**Exercise details:** What lines of the data hold the string "high"? Pull each one out.

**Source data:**
+++
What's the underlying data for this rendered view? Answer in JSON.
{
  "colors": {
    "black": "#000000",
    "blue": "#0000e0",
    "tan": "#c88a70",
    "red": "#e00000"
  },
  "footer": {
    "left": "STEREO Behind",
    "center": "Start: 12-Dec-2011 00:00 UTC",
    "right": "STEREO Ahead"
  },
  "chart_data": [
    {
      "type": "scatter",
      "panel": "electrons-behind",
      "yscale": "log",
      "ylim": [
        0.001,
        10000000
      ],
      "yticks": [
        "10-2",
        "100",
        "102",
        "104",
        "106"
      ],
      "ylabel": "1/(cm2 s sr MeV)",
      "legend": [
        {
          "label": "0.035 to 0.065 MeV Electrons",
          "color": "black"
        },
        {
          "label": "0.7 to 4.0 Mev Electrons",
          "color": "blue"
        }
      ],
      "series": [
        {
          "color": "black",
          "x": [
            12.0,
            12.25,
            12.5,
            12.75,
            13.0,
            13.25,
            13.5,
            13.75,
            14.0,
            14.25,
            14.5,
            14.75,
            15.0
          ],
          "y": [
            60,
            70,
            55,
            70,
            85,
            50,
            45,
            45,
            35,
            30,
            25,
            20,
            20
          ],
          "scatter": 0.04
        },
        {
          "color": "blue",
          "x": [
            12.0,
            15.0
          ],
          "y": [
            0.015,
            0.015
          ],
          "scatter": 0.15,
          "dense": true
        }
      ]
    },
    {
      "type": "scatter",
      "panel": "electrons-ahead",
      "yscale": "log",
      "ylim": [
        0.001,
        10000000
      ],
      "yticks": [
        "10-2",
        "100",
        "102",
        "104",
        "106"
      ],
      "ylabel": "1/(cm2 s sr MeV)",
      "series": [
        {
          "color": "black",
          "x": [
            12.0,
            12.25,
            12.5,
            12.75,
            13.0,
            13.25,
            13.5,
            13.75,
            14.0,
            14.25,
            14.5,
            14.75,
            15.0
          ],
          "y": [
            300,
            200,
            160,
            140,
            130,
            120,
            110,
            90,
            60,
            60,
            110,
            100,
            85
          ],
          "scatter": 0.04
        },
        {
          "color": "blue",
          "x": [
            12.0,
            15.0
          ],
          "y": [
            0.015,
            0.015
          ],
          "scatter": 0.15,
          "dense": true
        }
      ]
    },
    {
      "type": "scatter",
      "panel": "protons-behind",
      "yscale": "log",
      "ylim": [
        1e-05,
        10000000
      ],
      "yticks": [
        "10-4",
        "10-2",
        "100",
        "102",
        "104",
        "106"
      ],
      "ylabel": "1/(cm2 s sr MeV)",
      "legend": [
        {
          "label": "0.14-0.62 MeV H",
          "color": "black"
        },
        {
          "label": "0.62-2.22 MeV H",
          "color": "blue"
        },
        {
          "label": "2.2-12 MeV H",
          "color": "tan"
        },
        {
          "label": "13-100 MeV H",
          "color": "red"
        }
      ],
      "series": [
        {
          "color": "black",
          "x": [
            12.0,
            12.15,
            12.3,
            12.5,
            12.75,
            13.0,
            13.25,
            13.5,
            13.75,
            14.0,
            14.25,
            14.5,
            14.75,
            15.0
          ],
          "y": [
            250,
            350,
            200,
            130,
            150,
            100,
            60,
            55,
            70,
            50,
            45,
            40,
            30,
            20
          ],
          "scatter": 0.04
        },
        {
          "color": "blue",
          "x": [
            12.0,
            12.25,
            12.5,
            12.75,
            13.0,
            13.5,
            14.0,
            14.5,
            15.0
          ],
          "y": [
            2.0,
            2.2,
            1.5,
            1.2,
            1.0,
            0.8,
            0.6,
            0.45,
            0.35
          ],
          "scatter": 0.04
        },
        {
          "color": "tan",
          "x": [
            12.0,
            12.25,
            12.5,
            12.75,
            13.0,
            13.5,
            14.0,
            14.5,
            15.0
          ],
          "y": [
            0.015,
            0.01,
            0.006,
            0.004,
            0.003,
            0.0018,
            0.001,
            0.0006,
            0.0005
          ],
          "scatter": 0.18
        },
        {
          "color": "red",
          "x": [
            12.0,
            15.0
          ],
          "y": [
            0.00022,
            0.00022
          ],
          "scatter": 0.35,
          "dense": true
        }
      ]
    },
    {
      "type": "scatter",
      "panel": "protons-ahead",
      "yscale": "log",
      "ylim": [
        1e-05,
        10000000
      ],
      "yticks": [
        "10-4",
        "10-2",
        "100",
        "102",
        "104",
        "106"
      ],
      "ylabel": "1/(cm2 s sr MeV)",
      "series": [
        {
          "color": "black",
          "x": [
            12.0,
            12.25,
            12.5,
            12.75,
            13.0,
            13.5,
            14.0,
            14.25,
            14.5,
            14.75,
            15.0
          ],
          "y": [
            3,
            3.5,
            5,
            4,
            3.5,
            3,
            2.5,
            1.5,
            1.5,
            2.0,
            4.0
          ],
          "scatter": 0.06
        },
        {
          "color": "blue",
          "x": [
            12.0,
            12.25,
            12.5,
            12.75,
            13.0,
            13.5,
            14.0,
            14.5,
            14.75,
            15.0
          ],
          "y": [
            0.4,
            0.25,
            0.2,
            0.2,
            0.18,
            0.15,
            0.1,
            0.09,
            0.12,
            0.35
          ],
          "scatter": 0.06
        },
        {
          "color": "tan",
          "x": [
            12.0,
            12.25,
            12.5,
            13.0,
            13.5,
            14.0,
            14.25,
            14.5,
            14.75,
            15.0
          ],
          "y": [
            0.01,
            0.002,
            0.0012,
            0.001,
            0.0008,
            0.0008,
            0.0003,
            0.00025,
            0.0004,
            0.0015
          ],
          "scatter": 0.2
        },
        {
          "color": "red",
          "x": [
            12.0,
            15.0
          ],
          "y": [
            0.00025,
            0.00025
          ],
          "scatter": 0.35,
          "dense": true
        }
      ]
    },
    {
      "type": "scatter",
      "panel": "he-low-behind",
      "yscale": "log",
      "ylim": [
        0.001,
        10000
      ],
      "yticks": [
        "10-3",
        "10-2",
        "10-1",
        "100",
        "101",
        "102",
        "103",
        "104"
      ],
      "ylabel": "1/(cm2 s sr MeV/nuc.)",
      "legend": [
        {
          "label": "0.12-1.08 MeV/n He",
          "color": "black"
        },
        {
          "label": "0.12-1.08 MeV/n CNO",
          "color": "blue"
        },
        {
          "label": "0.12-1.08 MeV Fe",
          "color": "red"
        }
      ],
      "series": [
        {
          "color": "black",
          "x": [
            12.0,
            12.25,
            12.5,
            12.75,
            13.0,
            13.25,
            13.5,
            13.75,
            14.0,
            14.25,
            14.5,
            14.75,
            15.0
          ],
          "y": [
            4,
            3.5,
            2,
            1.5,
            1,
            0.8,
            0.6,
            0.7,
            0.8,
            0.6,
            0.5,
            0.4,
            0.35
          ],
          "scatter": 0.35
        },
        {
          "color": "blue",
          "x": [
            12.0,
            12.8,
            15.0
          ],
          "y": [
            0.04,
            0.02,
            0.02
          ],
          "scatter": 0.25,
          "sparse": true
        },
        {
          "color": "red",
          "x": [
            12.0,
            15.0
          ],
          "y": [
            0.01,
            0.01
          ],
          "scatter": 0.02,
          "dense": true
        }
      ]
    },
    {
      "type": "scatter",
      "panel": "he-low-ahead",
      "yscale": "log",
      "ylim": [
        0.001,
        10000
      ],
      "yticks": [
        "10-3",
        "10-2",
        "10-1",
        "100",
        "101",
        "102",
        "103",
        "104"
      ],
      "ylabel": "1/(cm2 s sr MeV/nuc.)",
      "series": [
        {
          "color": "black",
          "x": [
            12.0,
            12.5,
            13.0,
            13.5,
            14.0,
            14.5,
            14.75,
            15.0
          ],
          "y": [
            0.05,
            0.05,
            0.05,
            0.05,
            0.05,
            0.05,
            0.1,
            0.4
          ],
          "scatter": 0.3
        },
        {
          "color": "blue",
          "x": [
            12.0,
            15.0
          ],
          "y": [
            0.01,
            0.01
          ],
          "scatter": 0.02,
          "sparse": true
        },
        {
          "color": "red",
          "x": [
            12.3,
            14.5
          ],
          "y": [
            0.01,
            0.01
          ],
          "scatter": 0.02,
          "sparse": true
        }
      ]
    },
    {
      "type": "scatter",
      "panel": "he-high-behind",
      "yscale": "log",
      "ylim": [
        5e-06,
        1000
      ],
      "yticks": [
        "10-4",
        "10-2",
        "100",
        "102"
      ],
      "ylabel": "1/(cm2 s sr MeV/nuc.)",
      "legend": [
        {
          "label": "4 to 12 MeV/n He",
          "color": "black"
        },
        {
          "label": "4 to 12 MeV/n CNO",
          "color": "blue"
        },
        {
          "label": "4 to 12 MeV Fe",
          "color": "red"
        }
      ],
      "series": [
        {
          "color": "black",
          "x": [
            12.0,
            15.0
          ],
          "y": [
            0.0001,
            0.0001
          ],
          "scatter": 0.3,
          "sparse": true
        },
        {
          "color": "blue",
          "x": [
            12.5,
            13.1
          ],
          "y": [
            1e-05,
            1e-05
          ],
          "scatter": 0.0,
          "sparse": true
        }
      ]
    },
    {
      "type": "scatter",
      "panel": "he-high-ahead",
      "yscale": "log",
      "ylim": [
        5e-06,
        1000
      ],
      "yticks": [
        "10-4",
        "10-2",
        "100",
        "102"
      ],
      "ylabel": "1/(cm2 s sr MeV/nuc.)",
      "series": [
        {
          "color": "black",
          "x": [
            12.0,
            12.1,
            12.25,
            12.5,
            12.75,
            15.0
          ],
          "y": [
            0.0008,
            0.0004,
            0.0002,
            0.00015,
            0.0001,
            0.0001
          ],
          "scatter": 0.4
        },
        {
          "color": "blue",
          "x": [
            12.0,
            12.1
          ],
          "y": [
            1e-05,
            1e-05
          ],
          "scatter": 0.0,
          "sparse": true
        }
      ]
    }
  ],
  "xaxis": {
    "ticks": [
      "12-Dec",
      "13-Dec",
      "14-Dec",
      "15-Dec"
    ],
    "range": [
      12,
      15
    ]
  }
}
+++
**Result of this exercise:**
      "panel": "he-high-behind",
      "panel": "he-high-ahead",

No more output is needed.